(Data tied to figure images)
———

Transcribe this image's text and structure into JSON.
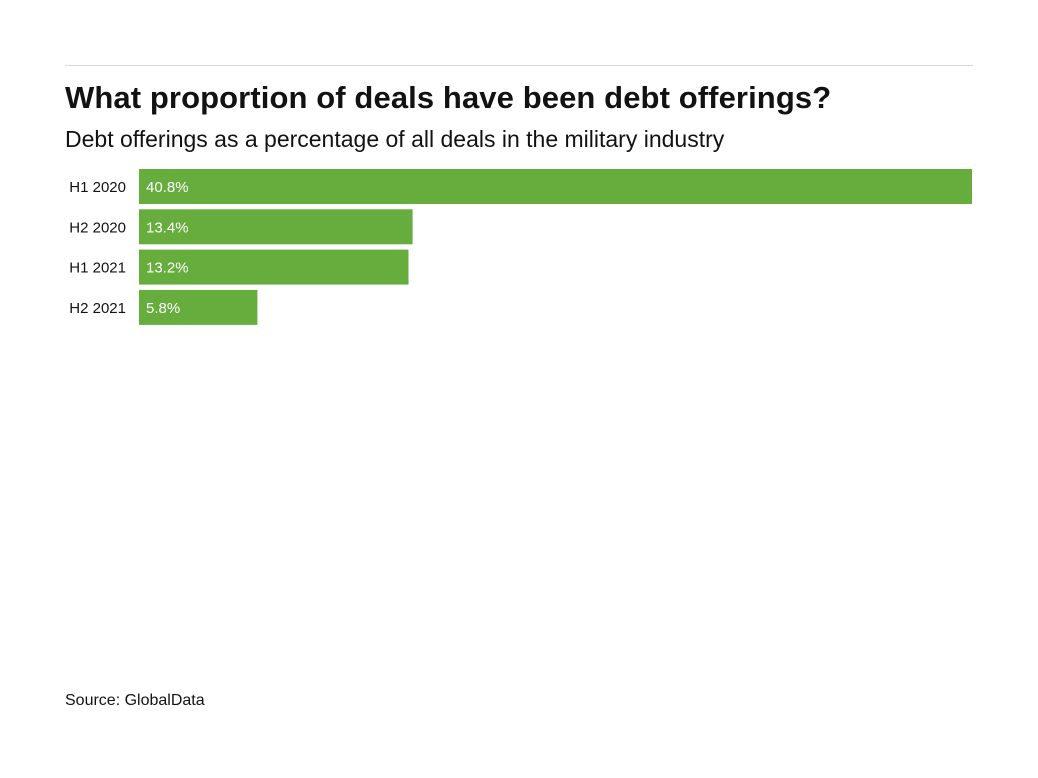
{
  "chart_data": {
    "type": "bar",
    "orientation": "horizontal",
    "title": "What proportion of deals have been debt offerings?",
    "subtitle": "Debt offerings as a percentage of all deals in the military industry",
    "categories": [
      "H1 2020",
      "H2 2020",
      "H1 2021",
      "H2 2021"
    ],
    "values": [
      40.8,
      13.4,
      13.2,
      5.8
    ],
    "value_labels": [
      "40.8%",
      "13.4%",
      "13.2%",
      "5.8%"
    ],
    "xlabel": "",
    "ylabel": "",
    "xlim": [
      0,
      40.8
    ],
    "grid": false,
    "legend": "none",
    "bar_color": "#66ad3e",
    "source": "Source: GlobalData"
  }
}
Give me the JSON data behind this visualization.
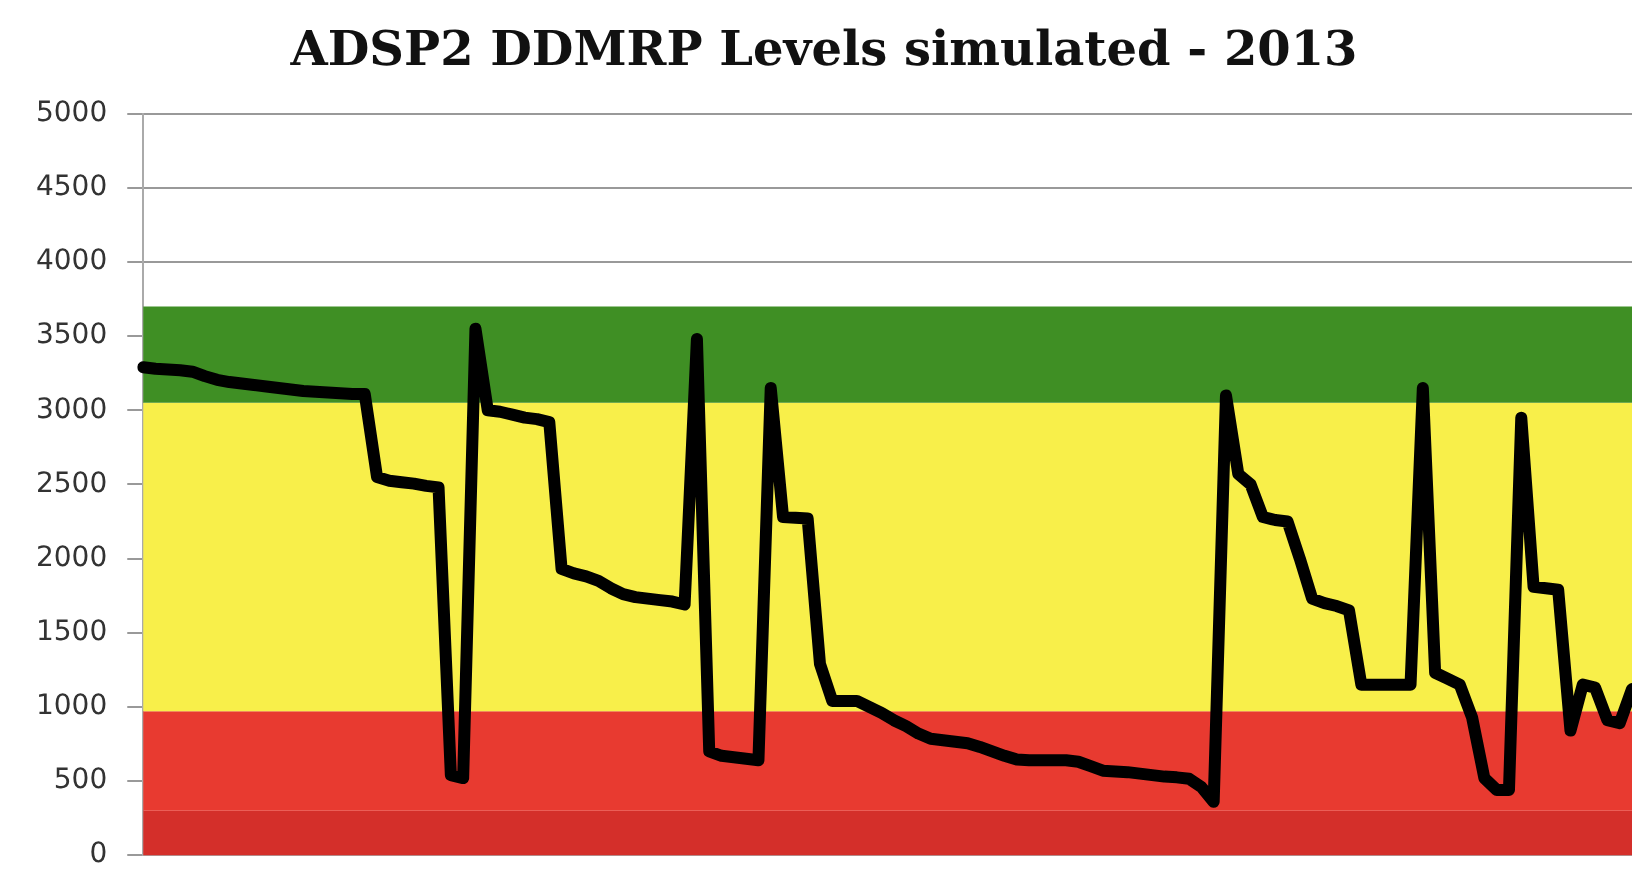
{
  "chart_data": {
    "type": "line",
    "title": "ADSP2 DDMRP Levels simulated - 2013",
    "categories": [
      null,
      null,
      null,
      null,
      null,
      null,
      null,
      null,
      null,
      null,
      null,
      null,
      null,
      null,
      null,
      null,
      null,
      null,
      null,
      null,
      null,
      null,
      null,
      null,
      null,
      null,
      null,
      null,
      null,
      null,
      null,
      null,
      null,
      null,
      null,
      null,
      null,
      null,
      null,
      null,
      null,
      null,
      null,
      null,
      null,
      null,
      null,
      null,
      null,
      null,
      null,
      null,
      null,
      null,
      null,
      null,
      null,
      null,
      null,
      null,
      null,
      null,
      null,
      null,
      null,
      null,
      null,
      null,
      null,
      null,
      null,
      null,
      null,
      null,
      null,
      null,
      null,
      null,
      null,
      null,
      null,
      null,
      null,
      null,
      null,
      null,
      null,
      null,
      null,
      null,
      null,
      null,
      null,
      null,
      null,
      null,
      null,
      null,
      null,
      null,
      null,
      null,
      null,
      null,
      null,
      null,
      null,
      null,
      null,
      null,
      null,
      null,
      null,
      null,
      null,
      null,
      null,
      null,
      null,
      null,
      null,
      null
    ],
    "series": [
      {
        "color": "#000000",
        "values": [
          3290,
          3280,
          3275,
          3270,
          3260,
          3230,
          3205,
          3190,
          3180,
          3170,
          3160,
          3150,
          3140,
          3130,
          3125,
          3120,
          3115,
          3110,
          3110,
          2550,
          2525,
          2515,
          2505,
          2490,
          2480,
          540,
          520,
          3550,
          3000,
          2990,
          2970,
          2950,
          2940,
          2920,
          1930,
          1900,
          1880,
          1850,
          1800,
          1760,
          1740,
          1730,
          1720,
          1710,
          1690,
          3480,
          700,
          670,
          660,
          650,
          640,
          3150,
          2280,
          2275,
          2270,
          1290,
          1040,
          1040,
          1040,
          1000,
          960,
          910,
          870,
          820,
          785,
          775,
          765,
          755,
          730,
          700,
          670,
          645,
          640,
          640,
          640,
          640,
          630,
          600,
          570,
          565,
          560,
          550,
          540,
          530,
          525,
          515,
          460,
          360,
          3100,
          2570,
          2500,
          2280,
          2260,
          2250,
          2000,
          1730,
          1700,
          1680,
          1650,
          1150,
          1150,
          1150,
          1150,
          1150,
          3150,
          1230,
          1190,
          1150,
          930,
          520,
          440,
          440,
          2950,
          1810,
          1800,
          1790,
          840,
          1150,
          1130,
          910,
          890,
          1120
        ]
      }
    ],
    "ylim": [
      0,
      5000
    ],
    "yticks": [
      0,
      500,
      1000,
      1500,
      2000,
      2500,
      3000,
      3500,
      4000,
      4500,
      5000
    ],
    "bands": [
      {
        "axis": "y",
        "from": 0,
        "to": 300,
        "color": "#d42f2a"
      },
      {
        "axis": "y",
        "from": 300,
        "to": 970,
        "color": "#e83a30"
      },
      {
        "axis": "y",
        "from": 970,
        "to": 3050,
        "color": "#f8ef4a"
      },
      {
        "axis": "y",
        "from": 3050,
        "to": 3700,
        "color": "#3f8f24"
      }
    ],
    "grid": "y",
    "legend": false,
    "tick_labels": "y",
    "marker": "none",
    "line_style": "solid"
  }
}
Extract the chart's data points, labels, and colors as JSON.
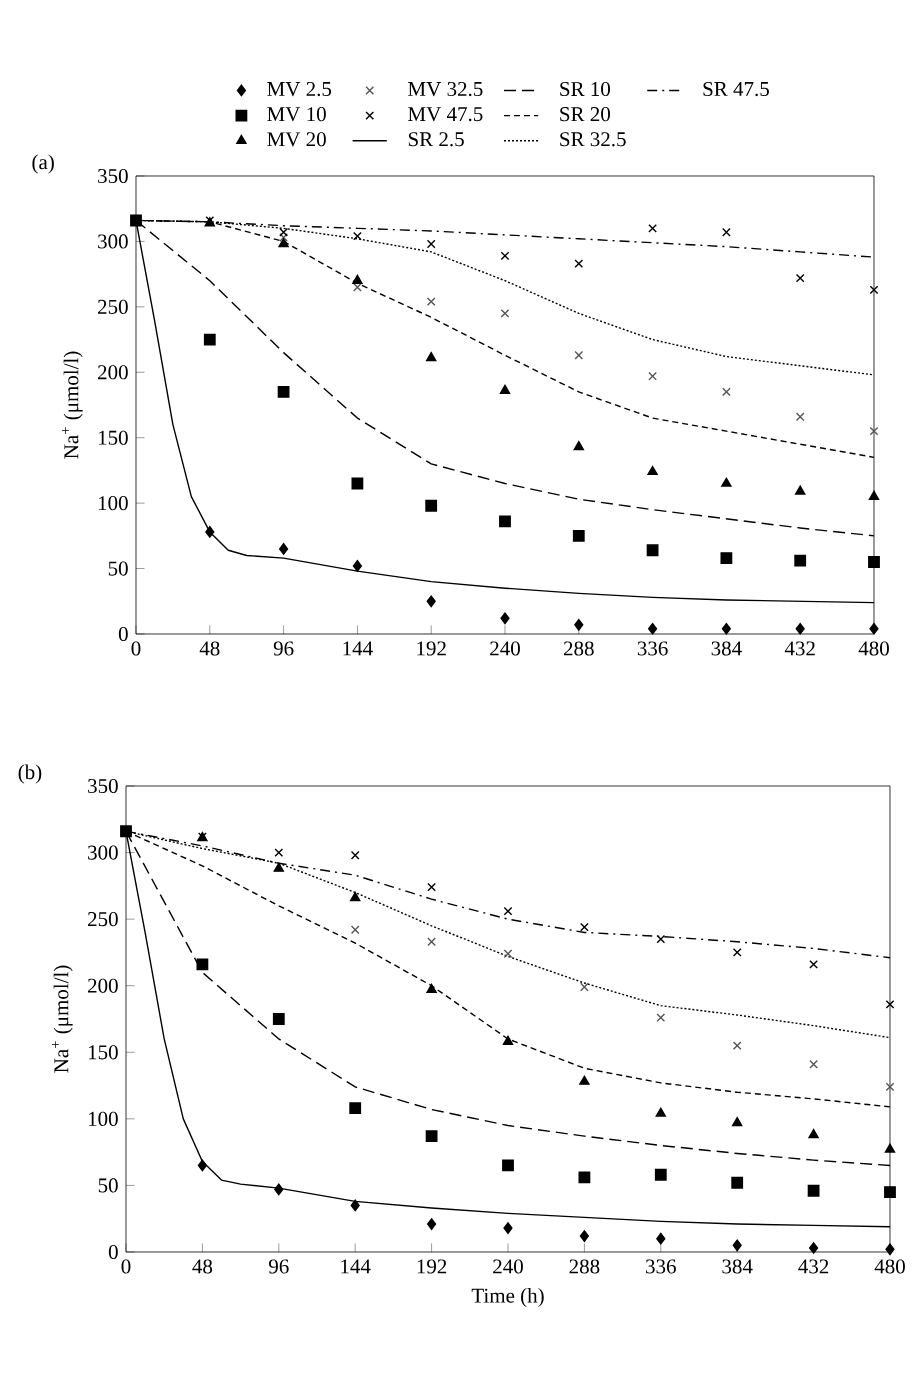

———

### Your objective
All the records above need to be given again word for word. Skip the pictures.

### Result below
Transcribe this image's text and structure into JSON.
{
  "chart_data": {
    "type": "bar",
    "orientation": "horizontal",
    "title": "What proportion of deals have been debt offerings?",
    "subtitle": "Debt offerings as a percentage of all deals in the military industry",
    "categories": [
      "H1 2020",
      "H2 2020",
      "H1 2021",
      "H2 2021"
    ],
    "values": [
      40.8,
      13.4,
      13.2,
      5.8
    ],
    "value_labels": [
      "40.8%",
      "13.4%",
      "13.2%",
      "5.8%"
    ],
    "xlabel": "",
    "ylabel": "",
    "xlim": [
      0,
      40.8
    ],
    "grid": false,
    "legend": "none",
    "bar_color": "#66ad3e",
    "source": "Source: GlobalData"
  }
}
Give me the JSON data behind this visualization.
{
  "chart_data": {
    "type": "line",
    "title": "ADSP2 DDMRP Levels simulated - 2013",
    "categories": [
      null,
      null,
      null,
      null,
      null,
      null,
      null,
      null,
      null,
      null,
      null,
      null,
      null,
      null,
      null,
      null,
      null,
      null,
      null,
      null,
      null,
      null,
      null,
      null,
      null,
      null,
      null,
      null,
      null,
      null,
      null,
      null,
      null,
      null,
      null,
      null,
      null,
      null,
      null,
      null,
      null,
      null,
      null,
      null,
      null,
      null,
      null,
      null,
      null,
      null,
      null,
      null,
      null,
      null,
      null,
      null,
      null,
      null,
      null,
      null,
      null,
      null,
      null,
      null,
      null,
      null,
      null,
      null,
      null,
      null,
      null,
      null,
      null,
      null,
      null,
      null,
      null,
      null,
      null,
      null,
      null,
      null,
      null,
      null,
      null,
      null,
      null,
      null,
      null,
      null,
      null,
      null,
      null,
      null,
      null,
      null,
      null,
      null,
      null,
      null,
      null,
      null,
      null,
      null,
      null,
      null,
      null,
      null,
      null,
      null,
      null,
      null,
      null,
      null,
      null,
      null,
      null,
      null,
      null,
      null,
      null,
      null
    ],
    "series": [
      {
        "color": "#000000",
        "values": [
          3290,
          3280,
          3275,
          3270,
          3260,
          3230,
          3205,
          3190,
          3180,
          3170,
          3160,
          3150,
          3140,
          3130,
          3125,
          3120,
          3115,
          3110,
          3110,
          2550,
          2525,
          2515,
          2505,
          2490,
          2480,
          540,
          520,
          3550,
          3000,
          2990,
          2970,
          2950,
          2940,
          2920,
          1930,
          1900,
          1880,
          1850,
          1800,
          1760,
          1740,
          1730,
          1720,
          1710,
          1690,
          3480,
          700,
          670,
          660,
          650,
          640,
          3150,
          2280,
          2275,
          2270,
          1290,
          1040,
          1040,
          1040,
          1000,
          960,
          910,
          870,
          820,
          785,
          775,
          765,
          755,
          730,
          700,
          670,
          645,
          640,
          640,
          640,
          640,
          630,
          600,
          570,
          565,
          560,
          550,
          540,
          530,
          525,
          515,
          460,
          360,
          3100,
          2570,
          2500,
          2280,
          2260,
          2250,
          2000,
          1730,
          1700,
          1680,
          1650,
          1150,
          1150,
          1150,
          1150,
          1150,
          3150,
          1230,
          1190,
          1150,
          930,
          520,
          440,
          440,
          2950,
          1810,
          1800,
          1790,
          840,
          1150,
          1130,
          910,
          890,
          1120
        ]
      }
    ],
    "ylim": [
      0,
      5000
    ],
    "yticks": [
      0,
      500,
      1000,
      1500,
      2000,
      2500,
      3000,
      3500,
      4000,
      4500,
      5000
    ],
    "bands": [
      {
        "axis": "y",
        "from": 0,
        "to": 300,
        "color": "#d42f2a"
      },
      {
        "axis": "y",
        "from": 300,
        "to": 970,
        "color": "#e83a30"
      },
      {
        "axis": "y",
        "from": 970,
        "to": 3050,
        "color": "#f8ef4a"
      },
      {
        "axis": "y",
        "from": 3050,
        "to": 3700,
        "color": "#3f8f24"
      }
    ],
    "grid": "y",
    "legend": false,
    "tick_labels": "y",
    "marker": "none",
    "line_style": "solid"
  }
}
Extract the chart's data points, labels, and colors as JSON.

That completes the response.